TASK TO CARRY OUT
Will you extract the entries word for word? Images should not appear in the copy.

DATA TO USE
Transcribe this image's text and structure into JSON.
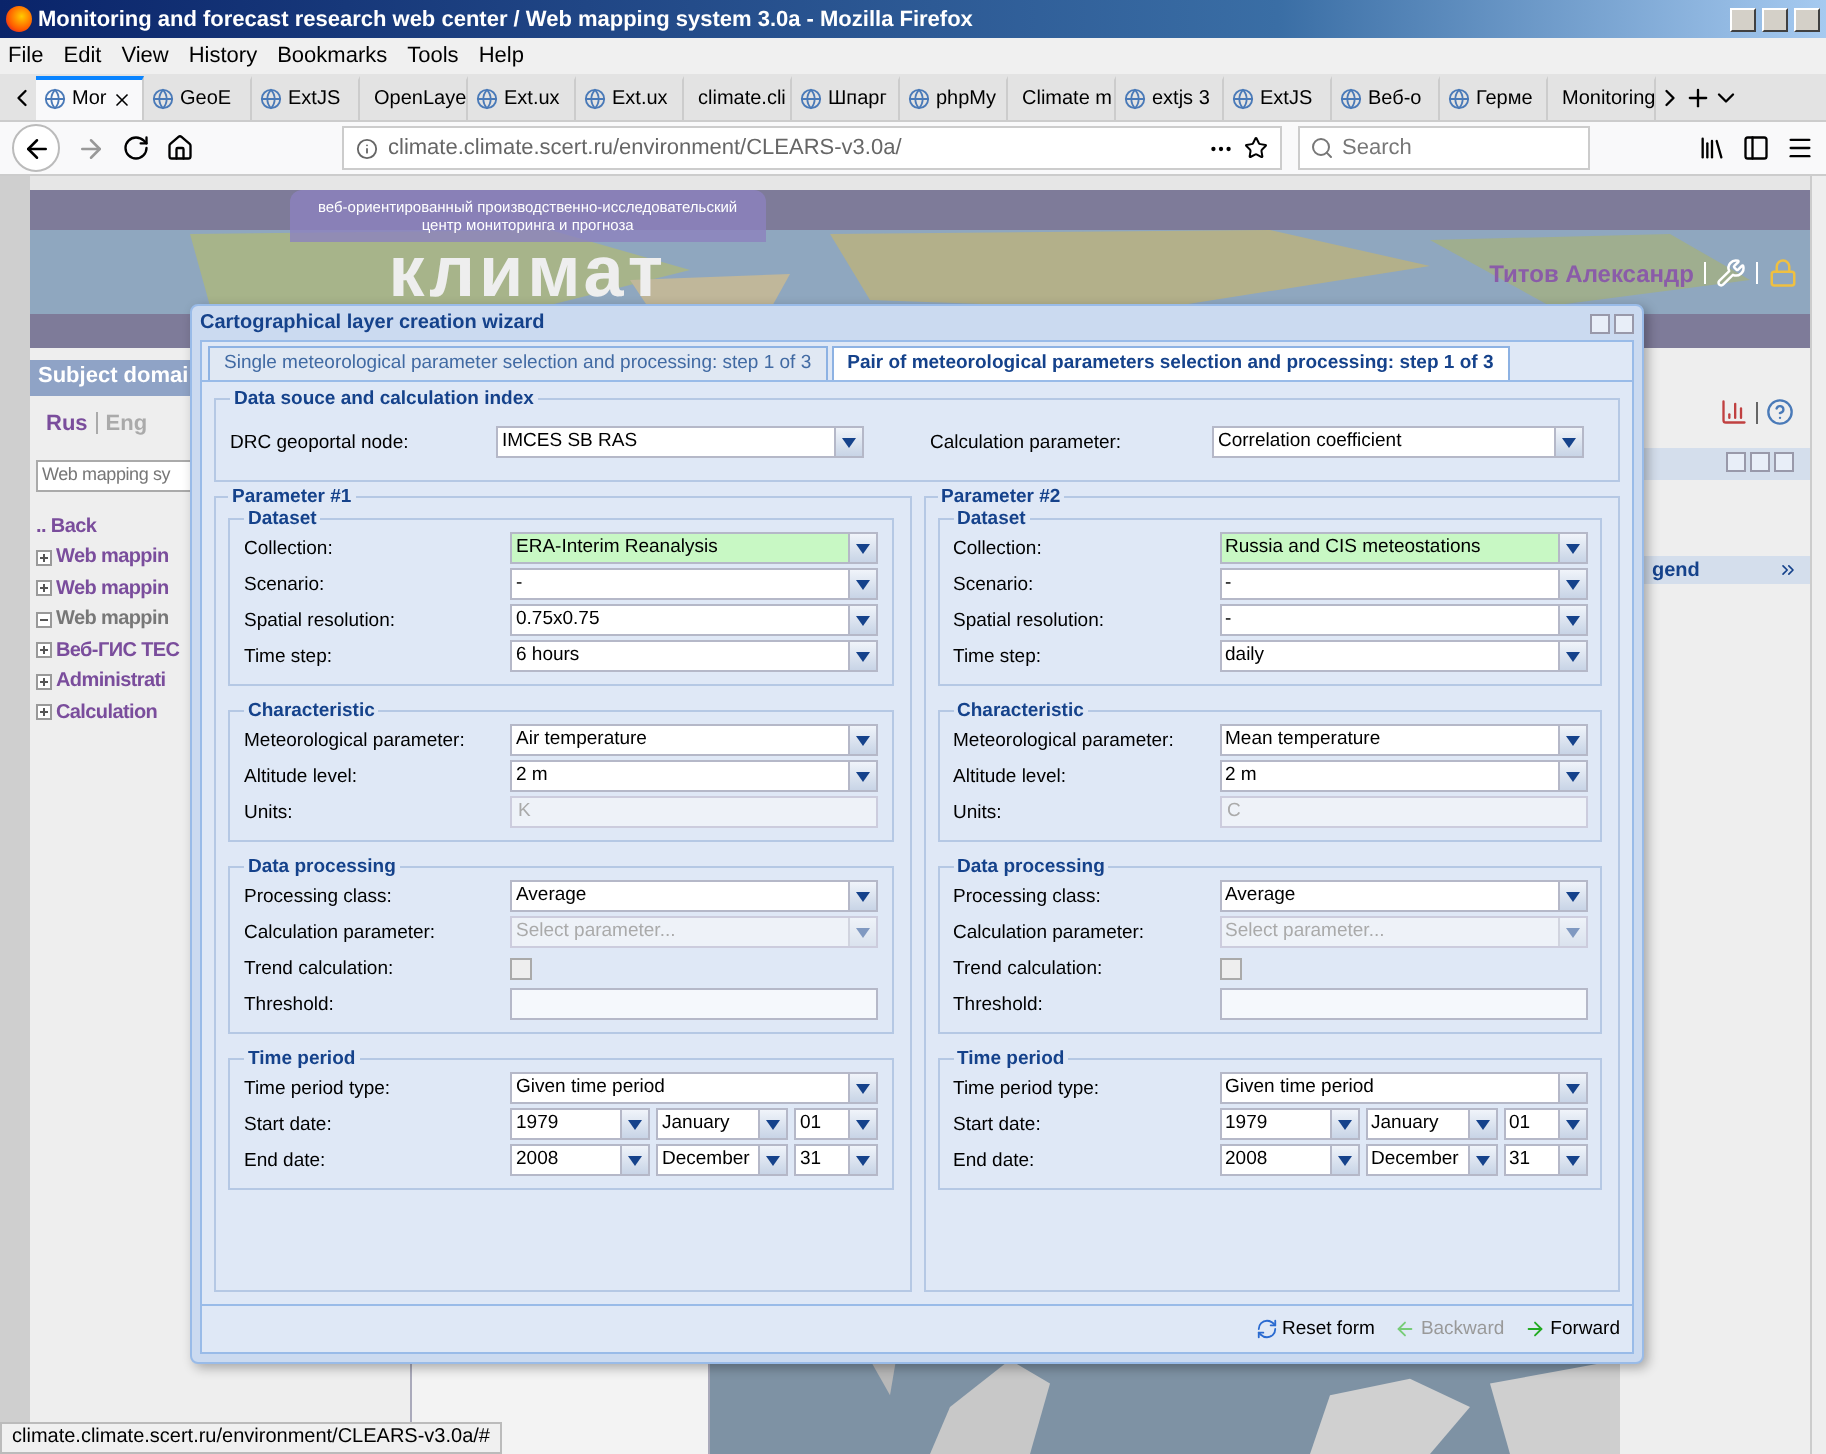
{
  "browser": {
    "title": "Monitoring and forecast research web center / Web mapping system 3.0a - Mozilla Firefox",
    "menu": [
      "File",
      "Edit",
      "View",
      "History",
      "Bookmarks",
      "Tools",
      "Help"
    ],
    "tabs": [
      {
        "label": "Mor",
        "selected": true
      },
      {
        "label": "GeoE",
        "selected": false
      },
      {
        "label": "ExtJS",
        "selected": false
      },
      {
        "label": "OpenLaye",
        "selected": false
      },
      {
        "label": "Ext.ux",
        "selected": false
      },
      {
        "label": "Ext.ux",
        "selected": false
      },
      {
        "label": "climate.cli",
        "selected": false
      },
      {
        "label": "Шпарг",
        "selected": false
      },
      {
        "label": "phpMy",
        "selected": false
      },
      {
        "label": "Climate m",
        "selected": false
      },
      {
        "label": "extjs 3",
        "selected": false
      },
      {
        "label": "ExtJS",
        "selected": false
      },
      {
        "label": "Веб-о",
        "selected": false
      },
      {
        "label": "Герме",
        "selected": false
      },
      {
        "label": "Monitoring",
        "selected": false
      }
    ],
    "url": "climate.climate.scert.ru/environment/CLEARS-v3.0a/",
    "search": {
      "placeholder": "Search"
    },
    "status": "climate.climate.scert.ru/environment/CLEARS-v3.0a/#"
  },
  "site": {
    "tagline": [
      "веб-ориентированный производственно-исследовательский",
      "центр мониторинга и прогноза"
    ],
    "logo": "климат",
    "user": "Титов Александр",
    "sidebar_title": "Subject domai",
    "languages": [
      {
        "label": "Rus",
        "selected": true
      },
      {
        "label": "Eng",
        "selected": false
      }
    ],
    "search_value": "Web mapping sy",
    "tree": [
      {
        "label": ".. Back",
        "kind": "back"
      },
      {
        "label": "Web mappin",
        "kind": "node",
        "expanded": false
      },
      {
        "label": "Web mappin",
        "kind": "node",
        "expanded": false
      },
      {
        "label": "Web mappin",
        "kind": "node",
        "expanded": true
      },
      {
        "label": "Веб-ГИС ТЕС",
        "kind": "node",
        "expanded": false
      },
      {
        "label": "Administrati",
        "kind": "node",
        "expanded": false
      },
      {
        "label": "Calculation",
        "kind": "node",
        "expanded": false
      }
    ],
    "legend_title": "gend"
  },
  "wizard": {
    "title": "Cartographical layer creation wizard",
    "tabs": [
      {
        "label": "Single meteorological parameter selection and processing: step 1 of 3",
        "selected": false
      },
      {
        "label": "Pair of meteorological parameters selection and processing: step 1 of 3",
        "selected": true
      }
    ],
    "source": {
      "title": "Data souce and calculation index",
      "fields": [
        {
          "label": "DRC geoportal node:",
          "value": "IMCES SB RAS"
        },
        {
          "label": "Calculation parameter:",
          "value": "Correlation coefficient"
        }
      ]
    },
    "parameters": [
      {
        "title": "Parameter #1",
        "sections": [
          {
            "title": "Dataset",
            "rows": [
              {
                "label": "Collection:",
                "kind": "select",
                "value": "ERA-Interim Reanalysis",
                "highlighted": true,
                "disabled": false
              },
              {
                "label": "Scenario:",
                "kind": "select",
                "value": "-",
                "highlighted": false,
                "disabled": false
              },
              {
                "label": "Spatial resolution:",
                "kind": "select",
                "value": "0.75x0.75",
                "highlighted": false,
                "disabled": false
              },
              {
                "label": "Time step:",
                "kind": "select",
                "value": "6 hours",
                "highlighted": false,
                "disabled": false
              }
            ]
          },
          {
            "title": "Characteristic",
            "rows": [
              {
                "label": "Meteorological parameter:",
                "kind": "select",
                "value": "Air temperature",
                "highlighted": false,
                "disabled": false
              },
              {
                "label": "Altitude level:",
                "kind": "select",
                "value": "2 m",
                "highlighted": false,
                "disabled": false
              },
              {
                "label": "Units:",
                "kind": "text",
                "value": "K",
                "disabled": true
              }
            ]
          },
          {
            "title": "Data processing",
            "rows": [
              {
                "label": "Processing class:",
                "kind": "select",
                "value": "Average",
                "highlighted": false,
                "disabled": false
              },
              {
                "label": "Calculation parameter:",
                "kind": "select",
                "placeholder": "Select parameter...",
                "highlighted": false,
                "disabled": true
              },
              {
                "label": "Trend calculation:",
                "kind": "checkbox",
                "checked": false
              },
              {
                "label": "Threshold:",
                "kind": "text",
                "disabled": false
              }
            ]
          },
          {
            "title": "Time period",
            "rows": [
              {
                "label": "Time period type:",
                "kind": "select",
                "value": "Given time period",
                "highlighted": false,
                "disabled": false
              },
              {
                "label": "Start date:",
                "kind": "date",
                "values": [
                  "1979",
                  "January",
                  "01"
                ]
              },
              {
                "label": "End date:",
                "kind": "date",
                "values": [
                  "2008",
                  "December",
                  "31"
                ]
              }
            ]
          }
        ]
      },
      {
        "title": "Parameter #2",
        "sections": [
          {
            "title": "Dataset",
            "rows": [
              {
                "label": "Collection:",
                "kind": "select",
                "value": "Russia and CIS meteostations",
                "highlighted": true,
                "disabled": false
              },
              {
                "label": "Scenario:",
                "kind": "select",
                "value": "-",
                "highlighted": false,
                "disabled": false
              },
              {
                "label": "Spatial resolution:",
                "kind": "select",
                "value": "-",
                "highlighted": false,
                "disabled": false
              },
              {
                "label": "Time step:",
                "kind": "select",
                "value": "daily",
                "highlighted": false,
                "disabled": false
              }
            ]
          },
          {
            "title": "Characteristic",
            "rows": [
              {
                "label": "Meteorological parameter:",
                "kind": "select",
                "value": "Mean temperature",
                "highlighted": false,
                "disabled": false
              },
              {
                "label": "Altitude level:",
                "kind": "select",
                "value": "2 m",
                "highlighted": false,
                "disabled": false
              },
              {
                "label": "Units:",
                "kind": "text",
                "value": "C",
                "disabled": true
              }
            ]
          },
          {
            "title": "Data processing",
            "rows": [
              {
                "label": "Processing class:",
                "kind": "select",
                "value": "Average",
                "highlighted": false,
                "disabled": false
              },
              {
                "label": "Calculation parameter:",
                "kind": "select",
                "placeholder": "Select parameter...",
                "highlighted": false,
                "disabled": true
              },
              {
                "label": "Trend calculation:",
                "kind": "checkbox",
                "checked": false
              },
              {
                "label": "Threshold:",
                "kind": "text",
                "disabled": false
              }
            ]
          },
          {
            "title": "Time period",
            "rows": [
              {
                "label": "Time period type:",
                "kind": "select",
                "value": "Given time period",
                "highlighted": false,
                "disabled": false
              },
              {
                "label": "Start date:",
                "kind": "date",
                "values": [
                  "1979",
                  "January",
                  "01"
                ]
              },
              {
                "label": "End date:",
                "kind": "date",
                "values": [
                  "2008",
                  "December",
                  "31"
                ]
              }
            ]
          }
        ]
      }
    ],
    "footer": [
      {
        "label": "Reset form",
        "kind": "reset",
        "disabled": false
      },
      {
        "label": "Backward",
        "kind": "back",
        "disabled": true
      },
      {
        "label": "Forward",
        "kind": "forward",
        "disabled": false
      }
    ]
  }
}
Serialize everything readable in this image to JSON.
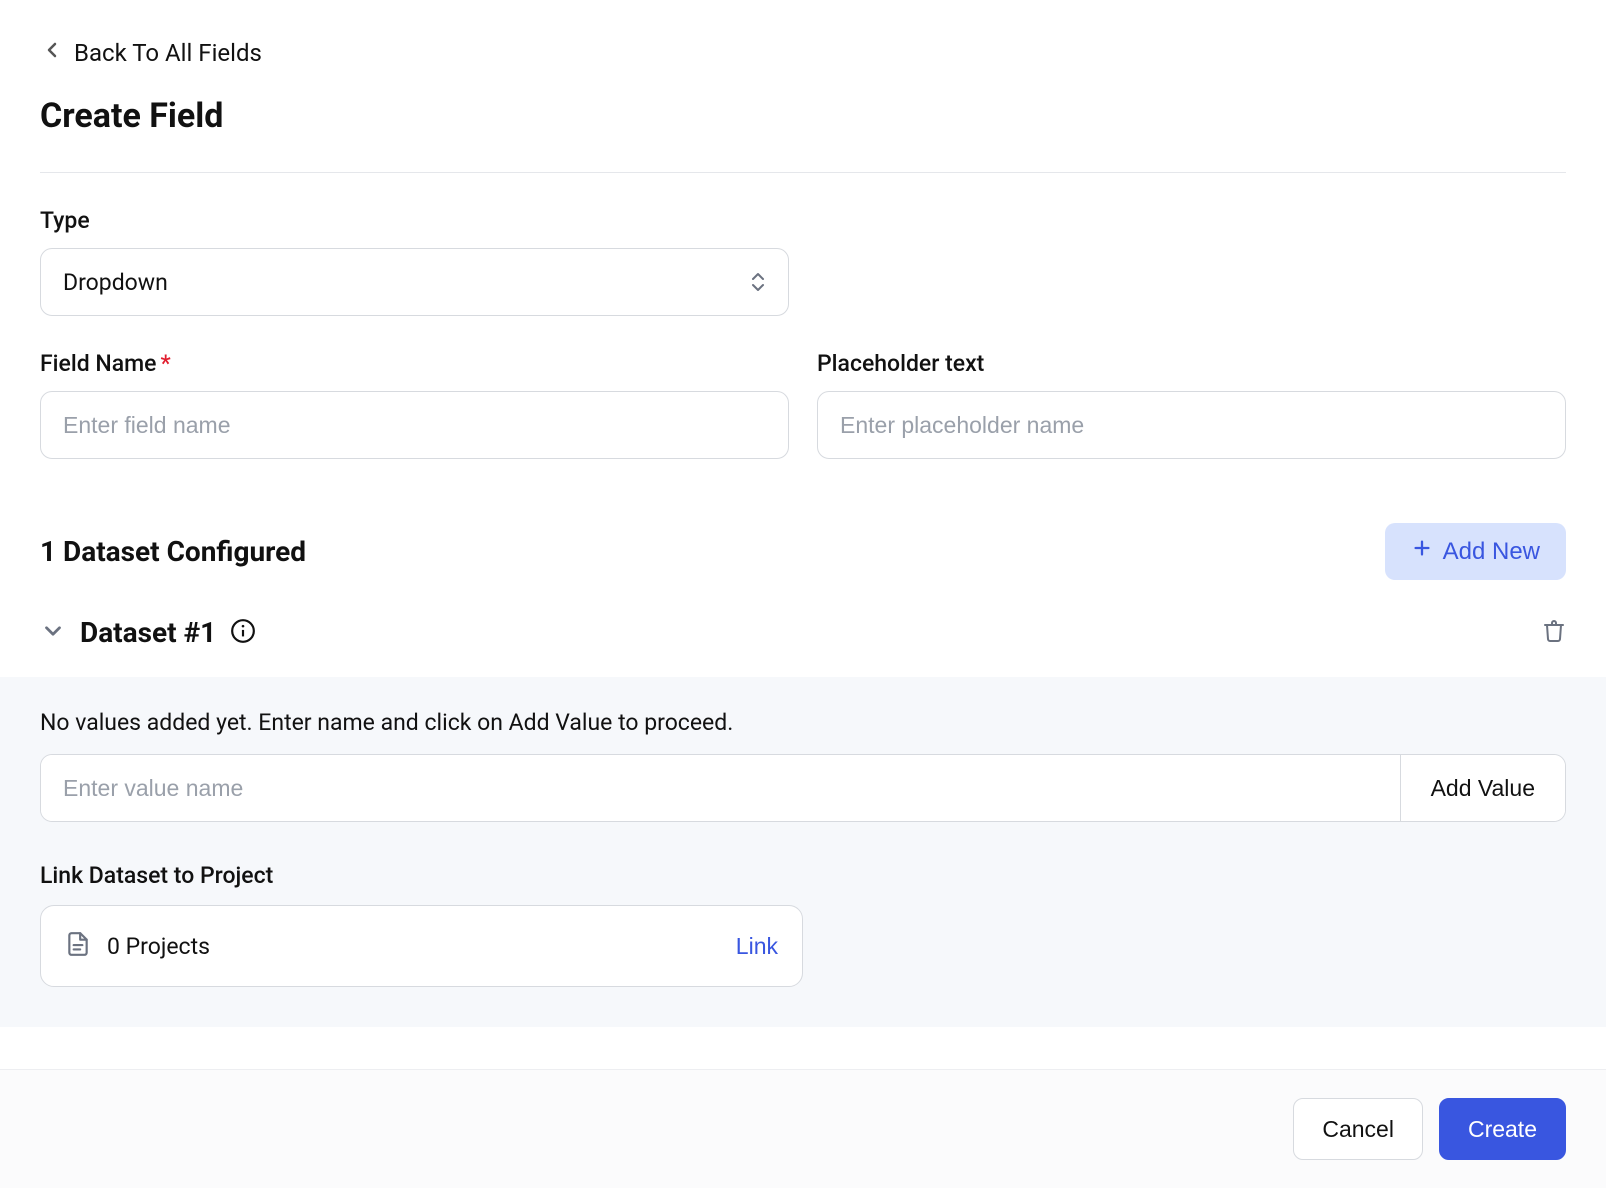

EXERCISE RESPONSE
Transcribe this image's text and structure into JSON.
{
  "browser": {
    "title": "Monitoring and forecast research web center / Web mapping system 3.0a - Mozilla Firefox",
    "menu": [
      "File",
      "Edit",
      "View",
      "History",
      "Bookmarks",
      "Tools",
      "Help"
    ],
    "tabs": [
      {
        "label": "Mor",
        "selected": true
      },
      {
        "label": "GeoE",
        "selected": false
      },
      {
        "label": "ExtJS",
        "selected": false
      },
      {
        "label": "OpenLaye",
        "selected": false
      },
      {
        "label": "Ext.ux",
        "selected": false
      },
      {
        "label": "Ext.ux",
        "selected": false
      },
      {
        "label": "climate.cli",
        "selected": false
      },
      {
        "label": "Шпарг",
        "selected": false
      },
      {
        "label": "phpMy",
        "selected": false
      },
      {
        "label": "Climate m",
        "selected": false
      },
      {
        "label": "extjs 3",
        "selected": false
      },
      {
        "label": "ExtJS",
        "selected": false
      },
      {
        "label": "Веб-о",
        "selected": false
      },
      {
        "label": "Герме",
        "selected": false
      },
      {
        "label": "Monitoring",
        "selected": false
      }
    ],
    "url": "climate.climate.scert.ru/environment/CLEARS-v3.0a/",
    "search": {
      "placeholder": "Search"
    },
    "status": "climate.climate.scert.ru/environment/CLEARS-v3.0a/#"
  },
  "site": {
    "tagline": [
      "веб-ориентированный производственно-исследовательский",
      "центр мониторинга и прогноза"
    ],
    "logo": "климат",
    "user": "Титов Александр",
    "sidebar_title": "Subject domai",
    "languages": [
      {
        "label": "Rus",
        "selected": true
      },
      {
        "label": "Eng",
        "selected": false
      }
    ],
    "search_value": "Web mapping sy",
    "tree": [
      {
        "label": ".. Back",
        "kind": "back"
      },
      {
        "label": "Web mappin",
        "kind": "node",
        "expanded": false
      },
      {
        "label": "Web mappin",
        "kind": "node",
        "expanded": false
      },
      {
        "label": "Web mappin",
        "kind": "node",
        "expanded": true
      },
      {
        "label": "Веб-ГИС ТЕС",
        "kind": "node",
        "expanded": false
      },
      {
        "label": "Administrati",
        "kind": "node",
        "expanded": false
      },
      {
        "label": "Calculation",
        "kind": "node",
        "expanded": false
      }
    ],
    "legend_title": "gend"
  },
  "wizard": {
    "title": "Cartographical layer creation wizard",
    "tabs": [
      {
        "label": "Single meteorological parameter selection and processing: step 1 of 3",
        "selected": false
      },
      {
        "label": "Pair of meteorological parameters selection and processing: step 1 of 3",
        "selected": true
      }
    ],
    "source": {
      "title": "Data souce and calculation index",
      "fields": [
        {
          "label": "DRC geoportal node:",
          "value": "IMCES SB RAS"
        },
        {
          "label": "Calculation parameter:",
          "value": "Correlation coefficient"
        }
      ]
    },
    "parameters": [
      {
        "title": "Parameter #1",
        "sections": [
          {
            "title": "Dataset",
            "rows": [
              {
                "label": "Collection:",
                "kind": "select",
                "value": "ERA-Interim Reanalysis",
                "highlighted": true,
                "disabled": false
              },
              {
                "label": "Scenario:",
                "kind": "select",
                "value": "-",
                "highlighted": false,
                "disabled": false
              },
              {
                "label": "Spatial resolution:",
                "kind": "select",
                "value": "0.75x0.75",
                "highlighted": false,
                "disabled": false
              },
              {
                "label": "Time step:",
                "kind": "select",
                "value": "6 hours",
                "highlighted": false,
                "disabled": false
              }
            ]
          },
          {
            "title": "Characteristic",
            "rows": [
              {
                "label": "Meteorological parameter:",
                "kind": "select",
                "value": "Air temperature",
                "highlighted": false,
                "disabled": false
              },
              {
                "label": "Altitude level:",
                "kind": "select",
                "value": "2 m",
                "highlighted": false,
                "disabled": false
              },
              {
                "label": "Units:",
                "kind": "text",
                "value": "K",
                "disabled": true
              }
            ]
          },
          {
            "title": "Data processing",
            "rows": [
              {
                "label": "Processing class:",
                "kind": "select",
                "value": "Average",
                "highlighted": false,
                "disabled": false
              },
              {
                "label": "Calculation parameter:",
                "kind": "select",
                "placeholder": "Select parameter...",
                "highlighted": false,
                "disabled": true
              },
              {
                "label": "Trend calculation:",
                "kind": "checkbox",
                "checked": false
              },
              {
                "label": "Threshold:",
                "kind": "text",
                "disabled": false
              }
            ]
          },
          {
            "title": "Time period",
            "rows": [
              {
                "label": "Time period type:",
                "kind": "select",
                "value": "Given time period",
                "highlighted": false,
                "disabled": false
              },
              {
                "label": "Start date:",
                "kind": "date",
                "values": [
                  "1979",
                  "January",
                  "01"
                ]
              },
              {
                "label": "End date:",
                "kind": "date",
                "values": [
                  "2008",
                  "December",
                  "31"
                ]
              }
            ]
          }
        ]
      },
      {
        "title": "Parameter #2",
        "sections": [
          {
            "title": "Dataset",
            "rows": [
              {
                "label": "Collection:",
                "kind": "select",
                "value": "Russia and CIS meteostations",
                "highlighted": true,
                "disabled": false
              },
              {
                "label": "Scenario:",
                "kind": "select",
                "value": "-",
                "highlighted": false,
                "disabled": false
              },
              {
                "label": "Spatial resolution:",
                "kind": "select",
                "value": "-",
                "highlighted": false,
                "disabled": false
              },
              {
                "label": "Time step:",
                "kind": "select",
                "value": "daily",
                "highlighted": false,
                "disabled": false
              }
            ]
          },
          {
            "title": "Characteristic",
            "rows": [
              {
                "label": "Meteorological parameter:",
                "kind": "select",
                "value": "Mean temperature",
                "highlighted": false,
                "disabled": false
              },
              {
                "label": "Altitude level:",
                "kind": "select",
                "value": "2 m",
                "highlighted": false,
                "disabled": false
              },
              {
                "label": "Units:",
                "kind": "text",
                "value": "C",
                "disabled": true
              }
            ]
          },
          {
            "title": "Data processing",
            "rows": [
              {
                "label": "Processing class:",
                "kind": "select",
                "value": "Average",
                "highlighted": false,
                "disabled": false
              },
              {
                "label": "Calculation parameter:",
                "kind": "select",
                "placeholder": "Select parameter...",
                "highlighted": false,
                "disabled": true
              },
              {
                "label": "Trend calculation:",
                "kind": "checkbox",
                "checked": false
              },
              {
                "label": "Threshold:",
                "kind": "text",
                "disabled": false
              }
            ]
          },
          {
            "title": "Time period",
            "rows": [
              {
                "label": "Time period type:",
                "kind": "select",
                "value": "Given time period",
                "highlighted": false,
                "disabled": false
              },
              {
                "label": "Start date:",
                "kind": "date",
                "values": [
                  "1979",
                  "January",
                  "01"
                ]
              },
              {
                "label": "End date:",
                "kind": "date",
                "values": [
                  "2008",
                  "December",
                  "31"
                ]
              }
            ]
          }
        ]
      }
    ],
    "footer": [
      {
        "label": "Reset form",
        "kind": "reset",
        "disabled": false
      },
      {
        "label": "Backward",
        "kind": "back",
        "disabled": true
      },
      {
        "label": "Forward",
        "kind": "forward",
        "disabled": false
      }
    ]
  }
}
Serialize everything readable in this image to JSON.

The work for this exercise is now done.